Required task: Arrange the material as a numbered list, starting at its first line and stopping after the line that contains "candlestick [245, 63, 250, 78]", with blank lines left out.

Raw data:

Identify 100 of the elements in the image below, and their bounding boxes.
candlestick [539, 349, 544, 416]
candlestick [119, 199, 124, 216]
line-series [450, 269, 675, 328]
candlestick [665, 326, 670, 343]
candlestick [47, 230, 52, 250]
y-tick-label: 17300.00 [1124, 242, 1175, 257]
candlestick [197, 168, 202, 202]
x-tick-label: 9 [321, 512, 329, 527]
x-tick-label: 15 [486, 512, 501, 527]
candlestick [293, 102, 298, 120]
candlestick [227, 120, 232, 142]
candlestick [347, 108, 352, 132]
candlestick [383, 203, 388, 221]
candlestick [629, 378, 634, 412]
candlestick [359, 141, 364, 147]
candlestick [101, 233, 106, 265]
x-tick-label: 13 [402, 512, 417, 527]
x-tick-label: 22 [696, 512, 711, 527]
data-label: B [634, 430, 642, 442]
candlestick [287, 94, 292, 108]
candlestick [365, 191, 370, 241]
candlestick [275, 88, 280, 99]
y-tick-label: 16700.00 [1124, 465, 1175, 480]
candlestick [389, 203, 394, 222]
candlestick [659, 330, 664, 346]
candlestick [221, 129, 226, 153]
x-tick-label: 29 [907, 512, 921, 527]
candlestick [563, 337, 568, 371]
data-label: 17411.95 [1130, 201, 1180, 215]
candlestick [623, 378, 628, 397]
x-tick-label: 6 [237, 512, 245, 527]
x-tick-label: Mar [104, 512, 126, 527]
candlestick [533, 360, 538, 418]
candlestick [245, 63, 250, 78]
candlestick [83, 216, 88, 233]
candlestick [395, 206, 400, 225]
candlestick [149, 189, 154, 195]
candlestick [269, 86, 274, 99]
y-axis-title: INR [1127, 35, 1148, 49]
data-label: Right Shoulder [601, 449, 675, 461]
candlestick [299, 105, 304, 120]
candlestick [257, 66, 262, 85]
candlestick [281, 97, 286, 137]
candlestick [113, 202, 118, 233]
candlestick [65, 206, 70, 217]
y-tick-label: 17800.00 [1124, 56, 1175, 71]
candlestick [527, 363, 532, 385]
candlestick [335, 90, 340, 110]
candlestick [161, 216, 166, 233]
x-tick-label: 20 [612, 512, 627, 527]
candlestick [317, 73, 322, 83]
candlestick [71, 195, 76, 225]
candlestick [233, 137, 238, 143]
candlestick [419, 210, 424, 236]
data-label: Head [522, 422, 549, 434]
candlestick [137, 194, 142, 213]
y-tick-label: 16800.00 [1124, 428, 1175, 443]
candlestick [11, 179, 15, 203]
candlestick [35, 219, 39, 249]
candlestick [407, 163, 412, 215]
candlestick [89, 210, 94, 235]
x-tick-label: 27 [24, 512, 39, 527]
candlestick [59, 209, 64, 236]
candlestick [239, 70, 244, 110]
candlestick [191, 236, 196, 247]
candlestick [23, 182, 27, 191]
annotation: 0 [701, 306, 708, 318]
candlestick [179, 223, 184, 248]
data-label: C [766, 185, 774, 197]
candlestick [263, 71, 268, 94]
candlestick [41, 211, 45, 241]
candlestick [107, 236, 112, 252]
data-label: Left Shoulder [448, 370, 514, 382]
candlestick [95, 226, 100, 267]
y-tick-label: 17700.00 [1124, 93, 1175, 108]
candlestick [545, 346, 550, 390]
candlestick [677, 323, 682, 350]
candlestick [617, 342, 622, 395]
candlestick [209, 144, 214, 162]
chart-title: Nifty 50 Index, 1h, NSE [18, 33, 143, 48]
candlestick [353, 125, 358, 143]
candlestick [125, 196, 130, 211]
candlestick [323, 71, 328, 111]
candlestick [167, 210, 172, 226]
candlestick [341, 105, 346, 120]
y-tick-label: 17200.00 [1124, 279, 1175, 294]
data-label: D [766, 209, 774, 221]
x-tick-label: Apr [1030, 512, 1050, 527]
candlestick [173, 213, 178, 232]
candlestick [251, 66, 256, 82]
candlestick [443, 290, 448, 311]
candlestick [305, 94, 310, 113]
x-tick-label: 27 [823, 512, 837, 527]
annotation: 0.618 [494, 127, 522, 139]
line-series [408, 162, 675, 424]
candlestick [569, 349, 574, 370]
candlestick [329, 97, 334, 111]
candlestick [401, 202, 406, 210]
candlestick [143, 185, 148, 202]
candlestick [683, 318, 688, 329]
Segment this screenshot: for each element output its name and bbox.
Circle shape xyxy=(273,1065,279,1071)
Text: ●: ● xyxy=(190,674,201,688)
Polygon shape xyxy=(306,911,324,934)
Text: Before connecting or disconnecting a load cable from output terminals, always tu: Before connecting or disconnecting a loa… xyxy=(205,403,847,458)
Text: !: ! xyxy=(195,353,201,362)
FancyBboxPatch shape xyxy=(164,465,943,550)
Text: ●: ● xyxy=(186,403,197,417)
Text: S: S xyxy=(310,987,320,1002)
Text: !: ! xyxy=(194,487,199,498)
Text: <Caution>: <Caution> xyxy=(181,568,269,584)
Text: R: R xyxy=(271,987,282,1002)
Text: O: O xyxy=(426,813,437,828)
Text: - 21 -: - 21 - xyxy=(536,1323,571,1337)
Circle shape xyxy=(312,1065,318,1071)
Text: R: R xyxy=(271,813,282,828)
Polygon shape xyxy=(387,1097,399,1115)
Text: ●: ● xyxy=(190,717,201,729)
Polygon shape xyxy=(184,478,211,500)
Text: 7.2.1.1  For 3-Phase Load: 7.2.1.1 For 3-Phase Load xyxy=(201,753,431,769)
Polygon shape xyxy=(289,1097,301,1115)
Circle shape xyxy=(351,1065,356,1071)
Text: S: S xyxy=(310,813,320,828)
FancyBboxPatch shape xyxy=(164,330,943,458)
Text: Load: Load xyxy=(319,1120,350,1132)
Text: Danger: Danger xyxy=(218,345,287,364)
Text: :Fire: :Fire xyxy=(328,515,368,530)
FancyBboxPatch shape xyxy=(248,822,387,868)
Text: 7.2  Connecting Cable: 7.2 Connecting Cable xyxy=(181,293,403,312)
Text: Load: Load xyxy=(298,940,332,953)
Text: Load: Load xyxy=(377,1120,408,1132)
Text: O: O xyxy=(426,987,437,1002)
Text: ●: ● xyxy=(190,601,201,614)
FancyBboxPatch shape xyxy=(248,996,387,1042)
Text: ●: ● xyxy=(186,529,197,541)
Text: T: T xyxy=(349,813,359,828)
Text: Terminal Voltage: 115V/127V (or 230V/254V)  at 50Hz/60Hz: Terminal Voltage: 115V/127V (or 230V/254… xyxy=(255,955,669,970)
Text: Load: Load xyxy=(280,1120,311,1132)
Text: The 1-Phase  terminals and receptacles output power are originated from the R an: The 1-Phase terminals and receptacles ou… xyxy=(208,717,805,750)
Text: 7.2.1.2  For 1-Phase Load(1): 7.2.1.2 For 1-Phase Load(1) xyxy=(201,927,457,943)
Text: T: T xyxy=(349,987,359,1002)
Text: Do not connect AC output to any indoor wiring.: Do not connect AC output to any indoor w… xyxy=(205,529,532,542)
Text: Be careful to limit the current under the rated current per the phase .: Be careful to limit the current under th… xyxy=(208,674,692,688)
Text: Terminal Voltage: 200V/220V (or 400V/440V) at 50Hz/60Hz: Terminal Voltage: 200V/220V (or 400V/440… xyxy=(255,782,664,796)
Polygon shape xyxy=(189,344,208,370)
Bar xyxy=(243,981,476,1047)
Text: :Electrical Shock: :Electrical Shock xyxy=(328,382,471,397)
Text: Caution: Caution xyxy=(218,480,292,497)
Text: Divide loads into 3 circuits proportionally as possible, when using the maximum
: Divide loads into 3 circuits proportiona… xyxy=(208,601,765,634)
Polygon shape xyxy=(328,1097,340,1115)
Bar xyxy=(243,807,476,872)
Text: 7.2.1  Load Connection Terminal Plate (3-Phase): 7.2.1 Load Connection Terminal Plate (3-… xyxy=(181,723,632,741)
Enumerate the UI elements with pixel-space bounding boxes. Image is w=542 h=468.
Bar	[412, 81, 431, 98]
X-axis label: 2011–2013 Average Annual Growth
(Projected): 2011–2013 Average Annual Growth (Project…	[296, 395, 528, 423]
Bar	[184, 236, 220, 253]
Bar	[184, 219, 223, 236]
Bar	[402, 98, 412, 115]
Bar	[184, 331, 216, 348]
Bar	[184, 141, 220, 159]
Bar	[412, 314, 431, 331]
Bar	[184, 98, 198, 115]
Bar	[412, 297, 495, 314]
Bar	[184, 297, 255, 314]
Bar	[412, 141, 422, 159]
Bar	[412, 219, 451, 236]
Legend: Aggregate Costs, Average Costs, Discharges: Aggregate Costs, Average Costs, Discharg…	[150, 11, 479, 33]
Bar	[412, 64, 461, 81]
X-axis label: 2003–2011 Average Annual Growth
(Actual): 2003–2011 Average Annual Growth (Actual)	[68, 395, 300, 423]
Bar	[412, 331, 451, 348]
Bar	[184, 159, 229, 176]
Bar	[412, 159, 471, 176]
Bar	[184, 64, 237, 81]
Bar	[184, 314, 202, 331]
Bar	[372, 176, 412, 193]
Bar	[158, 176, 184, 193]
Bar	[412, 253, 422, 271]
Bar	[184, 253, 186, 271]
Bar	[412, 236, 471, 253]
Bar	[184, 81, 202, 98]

Result below:
1. Identify 100 of the elements in the image below, and their bounding boxes.
2. candlestick [539, 349, 544, 416]
3. candlestick [119, 199, 124, 216]
4. line-series [450, 269, 675, 328]
5. candlestick [665, 326, 670, 343]
6. candlestick [47, 230, 52, 250]
7. y-tick-label: 17300.00 [1124, 242, 1175, 257]
8. candlestick [197, 168, 202, 202]
9. x-tick-label: 9 [321, 512, 329, 527]
10. x-tick-label: 15 [486, 512, 501, 527]
11. candlestick [293, 102, 298, 120]
12. candlestick [227, 120, 232, 142]
13. candlestick [347, 108, 352, 132]
14. candlestick [383, 203, 388, 221]
15. candlestick [629, 378, 634, 412]
16. candlestick [359, 141, 364, 147]
17. candlestick [101, 233, 106, 265]
18. x-tick-label: 13 [402, 512, 417, 527]
19. x-tick-label: 22 [696, 512, 711, 527]
20. data-label: B [634, 430, 642, 442]
21. candlestick [287, 94, 292, 108]
22. candlestick [365, 191, 370, 241]
23. candlestick [275, 88, 280, 99]
24. y-tick-label: 16700.00 [1124, 465, 1175, 480]
25. candlestick [389, 203, 394, 222]
26. candlestick [659, 330, 664, 346]
27. candlestick [221, 129, 226, 153]
28. x-tick-label: 29 [907, 512, 921, 527]
29. candlestick [563, 337, 568, 371]
30. data-label: 17411.95 [1130, 201, 1180, 215]
31. candlestick [623, 378, 628, 397]
32. x-tick-label: 6 [237, 512, 245, 527]
33. x-tick-label: Mar [104, 512, 126, 527]
34. candlestick [533, 360, 538, 418]
35. candlestick [245, 63, 250, 78]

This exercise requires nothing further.